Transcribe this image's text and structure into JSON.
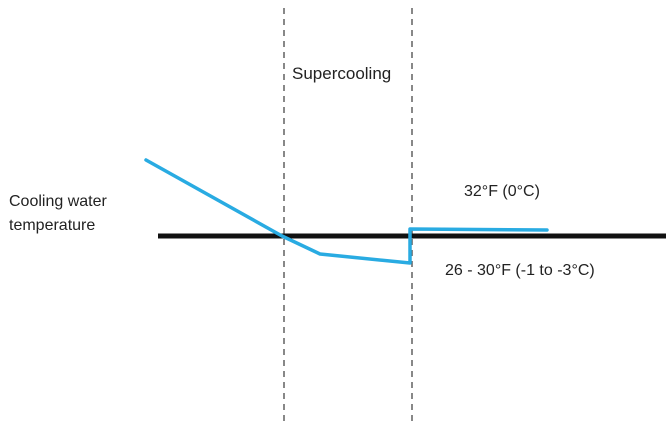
{
  "diagram": {
    "region_label": "Supercooling",
    "axis_label": {
      "line1": "Cooling water",
      "line2": "temperature"
    },
    "freezing_point_label": "32°F (0°C)",
    "supercooled_range_label": "26 - 30°F (-1 to -3°C)",
    "colors": {
      "temperature_curve": "#29abe2",
      "reference_line": "#111111",
      "phase_dividers": "#555555",
      "text": "#222222"
    }
  }
}
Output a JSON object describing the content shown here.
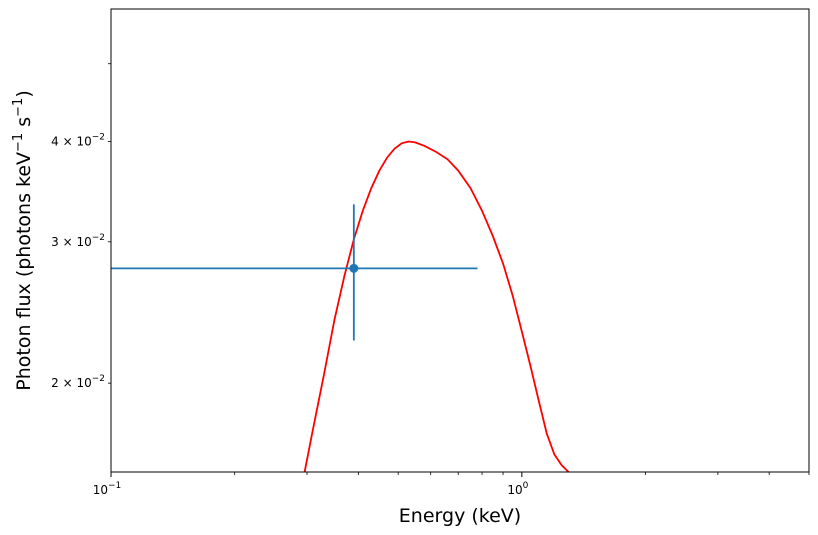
☆ ☆ ☆ ☆
Set problem: Retype the listing exactly. Pictures do not belong in the copy.

Task answer:
Transcribe this image's text and structure into JSON.
{
  "diagram": {
    "region_label": "Supercooling",
    "axis_label": {
      "line1": "Cooling water",
      "line2": "temperature"
    },
    "freezing_point_label": "32°F (0°C)",
    "supercooled_range_label": "26 - 30°F (-1 to -3°C)",
    "colors": {
      "temperature_curve": "#29abe2",
      "reference_line": "#111111",
      "phase_dividers": "#555555",
      "text": "#222222"
    }
  }
}
Output a JSON object describing the content shown here.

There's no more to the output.